> TO BE DONE: Write the data out again in full, with no departure from the original.

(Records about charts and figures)
◆ ◆ ◆ ◆ ◆
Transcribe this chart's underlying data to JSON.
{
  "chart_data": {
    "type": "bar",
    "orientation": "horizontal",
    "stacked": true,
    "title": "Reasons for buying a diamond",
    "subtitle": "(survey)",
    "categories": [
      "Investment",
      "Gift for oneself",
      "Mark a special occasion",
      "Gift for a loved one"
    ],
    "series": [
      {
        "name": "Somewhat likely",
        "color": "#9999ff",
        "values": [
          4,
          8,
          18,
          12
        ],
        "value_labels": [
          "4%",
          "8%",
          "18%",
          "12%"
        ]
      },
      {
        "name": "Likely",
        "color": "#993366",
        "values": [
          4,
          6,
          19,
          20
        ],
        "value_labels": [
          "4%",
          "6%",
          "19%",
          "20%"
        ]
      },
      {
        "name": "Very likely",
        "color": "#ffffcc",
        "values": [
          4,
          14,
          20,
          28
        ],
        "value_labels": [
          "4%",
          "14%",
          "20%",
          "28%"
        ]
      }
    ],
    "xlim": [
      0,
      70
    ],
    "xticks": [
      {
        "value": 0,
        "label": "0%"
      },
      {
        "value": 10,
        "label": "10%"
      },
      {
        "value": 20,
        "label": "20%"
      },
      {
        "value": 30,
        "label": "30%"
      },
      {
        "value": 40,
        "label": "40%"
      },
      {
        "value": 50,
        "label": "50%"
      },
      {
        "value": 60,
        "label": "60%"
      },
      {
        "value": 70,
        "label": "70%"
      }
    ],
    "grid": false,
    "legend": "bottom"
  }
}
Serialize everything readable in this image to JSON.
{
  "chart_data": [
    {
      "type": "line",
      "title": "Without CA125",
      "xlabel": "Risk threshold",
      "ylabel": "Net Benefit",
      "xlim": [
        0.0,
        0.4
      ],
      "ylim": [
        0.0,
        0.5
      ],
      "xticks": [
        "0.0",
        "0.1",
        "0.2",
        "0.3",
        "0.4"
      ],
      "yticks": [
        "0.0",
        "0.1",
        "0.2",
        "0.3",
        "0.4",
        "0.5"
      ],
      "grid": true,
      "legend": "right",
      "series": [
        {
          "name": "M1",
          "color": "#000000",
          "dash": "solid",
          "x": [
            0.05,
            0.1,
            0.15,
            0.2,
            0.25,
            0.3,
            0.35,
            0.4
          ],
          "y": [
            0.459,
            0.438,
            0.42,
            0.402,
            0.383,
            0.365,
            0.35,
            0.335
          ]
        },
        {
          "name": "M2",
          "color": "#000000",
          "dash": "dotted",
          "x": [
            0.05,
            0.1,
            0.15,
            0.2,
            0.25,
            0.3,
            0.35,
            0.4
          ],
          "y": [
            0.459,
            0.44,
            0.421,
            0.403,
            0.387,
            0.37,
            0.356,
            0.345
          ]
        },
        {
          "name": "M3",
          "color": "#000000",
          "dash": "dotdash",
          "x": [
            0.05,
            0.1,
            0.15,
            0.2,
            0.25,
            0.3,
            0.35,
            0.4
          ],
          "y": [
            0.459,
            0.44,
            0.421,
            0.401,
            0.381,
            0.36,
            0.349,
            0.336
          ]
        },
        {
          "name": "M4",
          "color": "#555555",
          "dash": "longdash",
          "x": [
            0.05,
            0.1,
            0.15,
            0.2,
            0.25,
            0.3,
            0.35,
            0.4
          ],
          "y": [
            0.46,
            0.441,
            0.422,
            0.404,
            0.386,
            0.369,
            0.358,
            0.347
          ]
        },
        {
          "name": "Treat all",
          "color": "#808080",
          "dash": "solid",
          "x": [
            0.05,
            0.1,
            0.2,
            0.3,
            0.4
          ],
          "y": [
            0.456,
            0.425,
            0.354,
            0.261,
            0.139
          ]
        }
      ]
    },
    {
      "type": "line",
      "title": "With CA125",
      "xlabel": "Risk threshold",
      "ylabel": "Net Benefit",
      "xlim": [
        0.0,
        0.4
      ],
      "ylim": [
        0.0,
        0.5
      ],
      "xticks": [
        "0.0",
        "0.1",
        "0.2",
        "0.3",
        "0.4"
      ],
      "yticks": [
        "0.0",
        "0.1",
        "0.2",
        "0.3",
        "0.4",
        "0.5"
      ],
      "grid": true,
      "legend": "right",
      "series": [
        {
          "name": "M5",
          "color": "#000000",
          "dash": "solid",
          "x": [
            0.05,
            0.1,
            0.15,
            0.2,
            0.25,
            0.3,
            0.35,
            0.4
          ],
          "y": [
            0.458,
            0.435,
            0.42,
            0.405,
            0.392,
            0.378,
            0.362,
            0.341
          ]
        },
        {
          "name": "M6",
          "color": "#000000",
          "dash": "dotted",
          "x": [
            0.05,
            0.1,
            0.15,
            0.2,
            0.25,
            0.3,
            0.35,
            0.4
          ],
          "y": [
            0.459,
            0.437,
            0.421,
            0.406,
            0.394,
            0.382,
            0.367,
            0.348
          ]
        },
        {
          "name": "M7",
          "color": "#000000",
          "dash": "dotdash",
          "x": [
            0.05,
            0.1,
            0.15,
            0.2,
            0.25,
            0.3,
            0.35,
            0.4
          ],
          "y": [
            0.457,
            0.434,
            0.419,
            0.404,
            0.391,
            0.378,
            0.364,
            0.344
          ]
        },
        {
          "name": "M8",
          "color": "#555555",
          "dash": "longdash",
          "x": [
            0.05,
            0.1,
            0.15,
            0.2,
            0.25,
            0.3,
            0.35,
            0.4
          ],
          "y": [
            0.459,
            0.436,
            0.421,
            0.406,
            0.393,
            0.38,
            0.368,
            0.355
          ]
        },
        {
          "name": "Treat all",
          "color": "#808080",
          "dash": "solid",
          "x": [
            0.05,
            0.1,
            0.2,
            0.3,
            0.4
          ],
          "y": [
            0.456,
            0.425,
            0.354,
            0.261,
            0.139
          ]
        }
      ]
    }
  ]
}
◆ ◆ ◆ ◆ ◆
> EXERCISE RESPONSE:
Transcribe this chart's underlying data to JSON.
{
  "chart_data": {
    "type": "bar",
    "orientation": "horizontal",
    "stacked": true,
    "title": "Reasons for buying a diamond",
    "subtitle": "(survey)",
    "categories": [
      "Investment",
      "Gift for oneself",
      "Mark a special occasion",
      "Gift for a loved one"
    ],
    "series": [
      {
        "name": "Somewhat likely",
        "color": "#9999ff",
        "values": [
          4,
          8,
          18,
          12
        ],
        "value_labels": [
          "4%",
          "8%",
          "18%",
          "12%"
        ]
      },
      {
        "name": "Likely",
        "color": "#993366",
        "values": [
          4,
          6,
          19,
          20
        ],
        "value_labels": [
          "4%",
          "6%",
          "19%",
          "20%"
        ]
      },
      {
        "name": "Very likely",
        "color": "#ffffcc",
        "values": [
          4,
          14,
          20,
          28
        ],
        "value_labels": [
          "4%",
          "14%",
          "20%",
          "28%"
        ]
      }
    ],
    "xlim": [
      0,
      70
    ],
    "xticks": [
      {
        "value": 0,
        "label": "0%"
      },
      {
        "value": 10,
        "label": "10%"
      },
      {
        "value": 20,
        "label": "20%"
      },
      {
        "value": 30,
        "label": "30%"
      },
      {
        "value": 40,
        "label": "40%"
      },
      {
        "value": 50,
        "label": "50%"
      },
      {
        "value": 60,
        "label": "60%"
      },
      {
        "value": 70,
        "label": "70%"
      }
    ],
    "grid": false,
    "legend": "bottom"
  }
}
Serialize everything readable in this image to JSON.
{
  "chart_data": [
    {
      "type": "line",
      "title": "Without CA125",
      "xlabel": "Risk threshold",
      "ylabel": "Net Benefit",
      "xlim": [
        0.0,
        0.4
      ],
      "ylim": [
        0.0,
        0.5
      ],
      "xticks": [
        "0.0",
        "0.1",
        "0.2",
        "0.3",
        "0.4"
      ],
      "yticks": [
        "0.0",
        "0.1",
        "0.2",
        "0.3",
        "0.4",
        "0.5"
      ],
      "grid": true,
      "legend": "right",
      "series": [
        {
          "name": "M1",
          "color": "#000000",
          "dash": "solid",
          "x": [
            0.05,
            0.1,
            0.15,
            0.2,
            0.25,
            0.3,
            0.35,
            0.4
          ],
          "y": [
            0.459,
            0.438,
            0.42,
            0.402,
            0.383,
            0.365,
            0.35,
            0.335
          ]
        },
        {
          "name": "M2",
          "color": "#000000",
          "dash": "dotted",
          "x": [
            0.05,
            0.1,
            0.15,
            0.2,
            0.25,
            0.3,
            0.35,
            0.4
          ],
          "y": [
            0.459,
            0.44,
            0.421,
            0.403,
            0.387,
            0.37,
            0.356,
            0.345
          ]
        },
        {
          "name": "M3",
          "color": "#000000",
          "dash": "dotdash",
          "x": [
            0.05,
            0.1,
            0.15,
            0.2,
            0.25,
            0.3,
            0.35,
            0.4
          ],
          "y": [
            0.459,
            0.44,
            0.421,
            0.401,
            0.381,
            0.36,
            0.349,
            0.336
          ]
        },
        {
          "name": "M4",
          "color": "#555555",
          "dash": "longdash",
          "x": [
            0.05,
            0.1,
            0.15,
            0.2,
            0.25,
            0.3,
            0.35,
            0.4
          ],
          "y": [
            0.46,
            0.441,
            0.422,
            0.404,
            0.386,
            0.369,
            0.358,
            0.347
          ]
        },
        {
          "name": "Treat all",
          "color": "#808080",
          "dash": "solid",
          "x": [
            0.05,
            0.1,
            0.2,
            0.3,
            0.4
          ],
          "y": [
            0.456,
            0.425,
            0.354,
            0.261,
            0.139
          ]
        }
      ]
    },
    {
      "type": "line",
      "title": "With CA125",
      "xlabel": "Risk threshold",
      "ylabel": "Net Benefit",
      "xlim": [
        0.0,
        0.4
      ],
      "ylim": [
        0.0,
        0.5
      ],
      "xticks": [
        "0.0",
        "0.1",
        "0.2",
        "0.3",
        "0.4"
      ],
      "yticks": [
        "0.0",
        "0.1",
        "0.2",
        "0.3",
        "0.4",
        "0.5"
      ],
      "grid": true,
      "legend": "right",
      "series": [
        {
          "name": "M5",
          "color": "#000000",
          "dash": "solid",
          "x": [
            0.05,
            0.1,
            0.15,
            0.2,
            0.25,
            0.3,
            0.35,
            0.4
          ],
          "y": [
            0.458,
            0.435,
            0.42,
            0.405,
            0.392,
            0.378,
            0.362,
            0.341
          ]
        },
        {
          "name": "M6",
          "color": "#000000",
          "dash": "dotted",
          "x": [
            0.05,
            0.1,
            0.15,
            0.2,
            0.25,
            0.3,
            0.35,
            0.4
          ],
          "y": [
            0.459,
            0.437,
            0.421,
            0.406,
            0.394,
            0.382,
            0.367,
            0.348
          ]
        },
        {
          "name": "M7",
          "color": "#000000",
          "dash": "dotdash",
          "x": [
            0.05,
            0.1,
            0.15,
            0.2,
            0.25,
            0.3,
            0.35,
            0.4
          ],
          "y": [
            0.457,
            0.434,
            0.419,
            0.404,
            0.391,
            0.378,
            0.364,
            0.344
          ]
        },
        {
          "name": "M8",
          "color": "#555555",
          "dash": "longdash",
          "x": [
            0.05,
            0.1,
            0.15,
            0.2,
            0.25,
            0.3,
            0.35,
            0.4
          ],
          "y": [
            0.459,
            0.436,
            0.421,
            0.406,
            0.393,
            0.38,
            0.368,
            0.355
          ]
        },
        {
          "name": "Treat all",
          "color": "#808080",
          "dash": "solid",
          "x": [
            0.05,
            0.1,
            0.2,
            0.3,
            0.4
          ],
          "y": [
            0.456,
            0.425,
            0.354,
            0.261,
            0.139
          ]
        }
      ]
    }
  ]
}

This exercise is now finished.